◆ TASK INSTRUCTIONS
Single out each line with the word "none" and copy it.
___ PROVIDED DATA
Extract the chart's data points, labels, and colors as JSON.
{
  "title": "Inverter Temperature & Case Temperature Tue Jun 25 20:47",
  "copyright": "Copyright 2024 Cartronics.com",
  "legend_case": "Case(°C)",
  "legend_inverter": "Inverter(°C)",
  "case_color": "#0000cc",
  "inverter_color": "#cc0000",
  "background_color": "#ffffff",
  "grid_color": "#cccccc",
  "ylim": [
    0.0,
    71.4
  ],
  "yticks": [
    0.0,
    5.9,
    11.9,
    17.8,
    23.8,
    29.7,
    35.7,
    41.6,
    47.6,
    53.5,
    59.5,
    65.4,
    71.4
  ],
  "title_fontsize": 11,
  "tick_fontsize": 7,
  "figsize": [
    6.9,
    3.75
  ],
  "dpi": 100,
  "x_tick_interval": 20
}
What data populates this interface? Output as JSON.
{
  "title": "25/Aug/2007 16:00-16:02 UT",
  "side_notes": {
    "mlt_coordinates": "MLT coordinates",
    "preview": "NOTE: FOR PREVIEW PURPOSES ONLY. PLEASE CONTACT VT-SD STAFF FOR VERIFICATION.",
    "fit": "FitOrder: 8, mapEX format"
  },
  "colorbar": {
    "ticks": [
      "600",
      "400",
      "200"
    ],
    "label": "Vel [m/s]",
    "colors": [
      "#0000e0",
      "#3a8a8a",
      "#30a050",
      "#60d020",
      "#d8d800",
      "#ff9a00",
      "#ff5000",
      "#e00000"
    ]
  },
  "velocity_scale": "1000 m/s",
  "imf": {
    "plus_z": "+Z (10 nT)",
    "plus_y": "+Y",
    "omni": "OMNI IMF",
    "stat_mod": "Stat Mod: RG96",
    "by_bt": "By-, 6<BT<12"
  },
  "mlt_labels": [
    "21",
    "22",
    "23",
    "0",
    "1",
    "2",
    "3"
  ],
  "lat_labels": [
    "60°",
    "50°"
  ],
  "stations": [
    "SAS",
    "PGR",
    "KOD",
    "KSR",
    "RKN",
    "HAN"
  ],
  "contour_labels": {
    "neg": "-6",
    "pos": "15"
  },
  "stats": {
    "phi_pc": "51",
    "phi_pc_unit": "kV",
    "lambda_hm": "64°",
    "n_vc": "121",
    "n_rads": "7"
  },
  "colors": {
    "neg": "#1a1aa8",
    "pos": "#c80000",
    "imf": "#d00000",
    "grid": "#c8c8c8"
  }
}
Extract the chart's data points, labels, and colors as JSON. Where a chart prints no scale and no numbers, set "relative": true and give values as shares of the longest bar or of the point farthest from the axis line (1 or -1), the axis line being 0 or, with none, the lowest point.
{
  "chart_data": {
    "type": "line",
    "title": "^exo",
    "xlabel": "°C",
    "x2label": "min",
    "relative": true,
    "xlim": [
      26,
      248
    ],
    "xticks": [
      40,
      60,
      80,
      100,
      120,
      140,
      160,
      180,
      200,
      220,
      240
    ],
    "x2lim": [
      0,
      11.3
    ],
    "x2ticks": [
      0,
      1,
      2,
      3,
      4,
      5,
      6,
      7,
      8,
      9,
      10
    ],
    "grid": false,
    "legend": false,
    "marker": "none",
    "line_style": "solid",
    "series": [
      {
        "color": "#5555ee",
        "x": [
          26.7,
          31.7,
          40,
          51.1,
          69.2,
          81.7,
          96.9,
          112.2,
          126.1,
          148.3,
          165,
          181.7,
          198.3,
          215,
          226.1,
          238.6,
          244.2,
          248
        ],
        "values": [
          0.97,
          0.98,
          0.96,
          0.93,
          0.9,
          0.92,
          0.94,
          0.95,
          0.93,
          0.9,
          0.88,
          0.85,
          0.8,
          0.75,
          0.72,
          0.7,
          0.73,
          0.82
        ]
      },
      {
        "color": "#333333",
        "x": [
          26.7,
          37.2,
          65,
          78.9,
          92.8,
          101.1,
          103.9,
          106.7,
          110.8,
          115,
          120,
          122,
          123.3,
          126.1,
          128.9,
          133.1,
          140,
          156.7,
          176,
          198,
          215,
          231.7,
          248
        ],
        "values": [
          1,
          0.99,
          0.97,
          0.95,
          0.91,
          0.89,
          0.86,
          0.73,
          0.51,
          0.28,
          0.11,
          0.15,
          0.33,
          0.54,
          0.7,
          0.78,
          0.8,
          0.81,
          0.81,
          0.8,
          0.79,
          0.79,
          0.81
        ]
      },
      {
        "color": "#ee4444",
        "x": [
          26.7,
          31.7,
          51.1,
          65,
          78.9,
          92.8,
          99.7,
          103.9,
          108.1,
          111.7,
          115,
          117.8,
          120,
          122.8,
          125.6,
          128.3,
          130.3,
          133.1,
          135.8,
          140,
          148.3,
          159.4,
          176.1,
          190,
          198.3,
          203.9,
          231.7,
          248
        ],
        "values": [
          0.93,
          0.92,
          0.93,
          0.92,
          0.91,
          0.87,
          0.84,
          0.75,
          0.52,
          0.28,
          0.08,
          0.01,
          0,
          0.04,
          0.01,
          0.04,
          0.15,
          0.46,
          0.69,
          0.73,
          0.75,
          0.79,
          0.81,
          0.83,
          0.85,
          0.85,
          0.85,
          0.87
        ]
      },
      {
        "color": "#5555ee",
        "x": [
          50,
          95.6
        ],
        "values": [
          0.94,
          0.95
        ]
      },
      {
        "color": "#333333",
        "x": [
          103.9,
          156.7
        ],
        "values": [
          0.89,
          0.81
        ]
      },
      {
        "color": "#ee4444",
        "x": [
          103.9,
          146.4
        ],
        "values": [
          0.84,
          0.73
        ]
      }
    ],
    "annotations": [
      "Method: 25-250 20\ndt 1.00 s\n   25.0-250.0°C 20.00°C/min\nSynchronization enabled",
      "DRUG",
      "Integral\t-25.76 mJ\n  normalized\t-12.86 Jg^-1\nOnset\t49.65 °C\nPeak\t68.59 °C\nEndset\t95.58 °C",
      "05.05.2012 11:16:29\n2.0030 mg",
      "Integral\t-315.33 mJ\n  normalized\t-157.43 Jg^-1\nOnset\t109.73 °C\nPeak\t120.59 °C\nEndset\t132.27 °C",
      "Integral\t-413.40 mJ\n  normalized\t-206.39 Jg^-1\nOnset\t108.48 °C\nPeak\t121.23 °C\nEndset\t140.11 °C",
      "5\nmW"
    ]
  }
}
______
◆ SOLVED PROBLEM
Extract the chart's data points, labels, and colors as JSON. Where a chart prints no scale and no numbers, set "relative": true and give values as shares of the longest bar or of the point farthest from the axis line (1 or -1), the axis line being 0 or, with none, the lowest point.
    "marker": "none",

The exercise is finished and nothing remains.